**Work instruction**:
Every record below should be printed exactly as it appears.

===

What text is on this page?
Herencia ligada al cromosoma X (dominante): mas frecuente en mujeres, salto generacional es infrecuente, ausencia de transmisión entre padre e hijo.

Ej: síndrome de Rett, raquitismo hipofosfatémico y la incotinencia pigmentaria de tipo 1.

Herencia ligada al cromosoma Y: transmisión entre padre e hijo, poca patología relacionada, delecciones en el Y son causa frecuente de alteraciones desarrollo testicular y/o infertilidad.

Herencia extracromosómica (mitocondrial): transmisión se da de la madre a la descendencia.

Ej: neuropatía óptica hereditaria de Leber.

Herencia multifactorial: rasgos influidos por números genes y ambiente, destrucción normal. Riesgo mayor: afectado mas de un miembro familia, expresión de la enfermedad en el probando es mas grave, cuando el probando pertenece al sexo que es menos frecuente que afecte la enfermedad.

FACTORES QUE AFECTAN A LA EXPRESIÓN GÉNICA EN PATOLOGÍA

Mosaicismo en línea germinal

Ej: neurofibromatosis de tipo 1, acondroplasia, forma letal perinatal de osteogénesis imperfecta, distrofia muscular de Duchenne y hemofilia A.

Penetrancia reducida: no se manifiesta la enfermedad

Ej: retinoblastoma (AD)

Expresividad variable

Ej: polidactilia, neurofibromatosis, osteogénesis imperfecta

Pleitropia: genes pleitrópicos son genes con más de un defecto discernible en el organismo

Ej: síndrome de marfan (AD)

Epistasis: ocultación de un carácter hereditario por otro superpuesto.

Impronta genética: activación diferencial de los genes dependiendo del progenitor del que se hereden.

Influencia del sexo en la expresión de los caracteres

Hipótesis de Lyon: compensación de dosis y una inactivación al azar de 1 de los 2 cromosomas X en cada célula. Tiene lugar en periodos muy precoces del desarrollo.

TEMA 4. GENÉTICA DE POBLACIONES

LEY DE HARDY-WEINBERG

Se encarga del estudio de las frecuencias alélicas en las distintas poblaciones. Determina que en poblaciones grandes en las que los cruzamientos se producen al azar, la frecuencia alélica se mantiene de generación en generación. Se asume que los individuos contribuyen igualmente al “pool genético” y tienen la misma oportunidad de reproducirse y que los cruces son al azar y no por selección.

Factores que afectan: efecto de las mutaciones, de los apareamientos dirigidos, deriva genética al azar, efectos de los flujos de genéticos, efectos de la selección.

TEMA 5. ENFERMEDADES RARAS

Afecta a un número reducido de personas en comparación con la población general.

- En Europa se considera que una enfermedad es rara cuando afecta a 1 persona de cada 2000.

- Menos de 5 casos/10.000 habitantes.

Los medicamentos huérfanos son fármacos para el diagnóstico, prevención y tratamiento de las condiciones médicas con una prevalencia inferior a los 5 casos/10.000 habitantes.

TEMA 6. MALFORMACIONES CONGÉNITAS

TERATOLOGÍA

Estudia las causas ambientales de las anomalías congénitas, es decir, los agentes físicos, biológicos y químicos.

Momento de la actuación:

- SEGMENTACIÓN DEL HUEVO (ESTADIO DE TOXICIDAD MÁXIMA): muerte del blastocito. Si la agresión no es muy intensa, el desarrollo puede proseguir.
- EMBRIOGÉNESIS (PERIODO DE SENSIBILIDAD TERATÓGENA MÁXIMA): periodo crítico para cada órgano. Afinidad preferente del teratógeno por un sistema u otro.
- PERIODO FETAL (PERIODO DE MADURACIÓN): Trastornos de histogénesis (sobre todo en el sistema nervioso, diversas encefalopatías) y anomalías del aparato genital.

===

**Response below**:
What text is on this page?
Herencia ligada al cromosoma X (dominante): mas frecuente en mujeres, salto generacional es infrecuente, ausencia de transmisión entre padre e hijo.

Ej: síndrome de Rett, raquitismo hipofosfatémico y la incotinencia pigmentaria de tipo 1.

Herencia ligada al cromosoma Y: transmisión entre padre e hijo, poca patología relacionada, delecciones en el Y son causa frecuente de alteraciones desarrollo testicular y/o infertilidad.

Herencia extracromosómica (mitocondrial): transmisión se da de la madre a la descendencia.

Ej: neuropatía óptica hereditaria de Leber.

Herencia multifactorial: rasgos influidos por números genes y ambiente, destrucción normal. Riesgo mayor: afectado mas de un miembro familia, expresión de la enfermedad en el probando es mas grave, cuando el probando pertenece al sexo que es menos frecuente que afecte la enfermedad.

FACTORES QUE AFECTAN A LA EXPRESIÓN GÉNICA EN PATOLOGÍA

Mosaicismo en línea germinal

Ej: neurofibromatosis de tipo 1, acondroplasia, forma letal perinatal de osteogénesis imperfecta, distrofia muscular de Duchenne y hemofilia A.

Penetrancia reducida: no se manifiesta la enfermedad

Ej: retinoblastoma (AD)

Expresividad variable

Ej: polidactilia, neurofibromatosis, osteogénesis imperfecta

Pleitropia: genes pleitrópicos son genes con más de un defecto discernible en el organismo

Ej: síndrome de marfan (AD)

Epistasis: ocultación de un carácter hereditario por otro superpuesto.

Impronta genética: activación diferencial de los genes dependiendo del progenitor del que se hereden.

Influencia del sexo en la expresión de los caracteres

Hipótesis de Lyon: compensación de dosis y una inactivación al azar de 1 de los 2 cromosomas X en cada célula. Tiene lugar en periodos muy precoces del desarrollo.

TEMA 4. GENÉTICA DE POBLACIONES

LEY DE HARDY-WEINBERG

Se encarga del estudio de las frecuencias alélicas en las distintas poblaciones. Determina que en poblaciones grandes en las que los cruzamientos se producen al azar, la frecuencia alélica se mantiene de generación en generación. Se asume que los individuos contribuyen igualmente al “pool genético” y tienen la misma oportunidad de reproducirse y que los cruces son al azar y no por selección.

Factores que afectan: efecto de las mutaciones, de los apareamientos dirigidos, deriva genética al azar, efectos de los flujos de genéticos, efectos de la selección.

TEMA 5. ENFERMEDADES RARAS

Afecta a un número reducido de personas en comparación con la población general.

- En Europa se considera que una enfermedad es rara cuando afecta a 1 persona de cada 2000.

- Menos de 5 casos/10.000 habitantes.

Los medicamentos huérfanos son fármacos para el diagnóstico, prevención y tratamiento de las condiciones médicas con una prevalencia inferior a los 5 casos/10.000 habitantes.

TEMA 6. MALFORMACIONES CONGÉNITAS

TERATOLOGÍA

Estudia las causas ambientales de las anomalías congénitas, es decir, los agentes físicos, biológicos y químicos.

Momento de la actuación:

- SEGMENTACIÓN DEL HUEVO (ESTADIO DE TOXICIDAD MÁXIMA): muerte del blastocito. Si la agresión no es muy intensa, el desarrollo puede proseguir.
- EMBRIOGÉNESIS (PERIODO DE SENSIBILIDAD TERATÓGENA MÁXIMA): periodo crítico para cada órgano. Afinidad preferente del teratógeno por un sistema u otro.
- PERIODO FETAL (PERIODO DE MADURACIÓN): Trastornos de histogénesis (sobre todo en el sistema nervioso, diversas encefalopatías) y anomalías del aparato genital.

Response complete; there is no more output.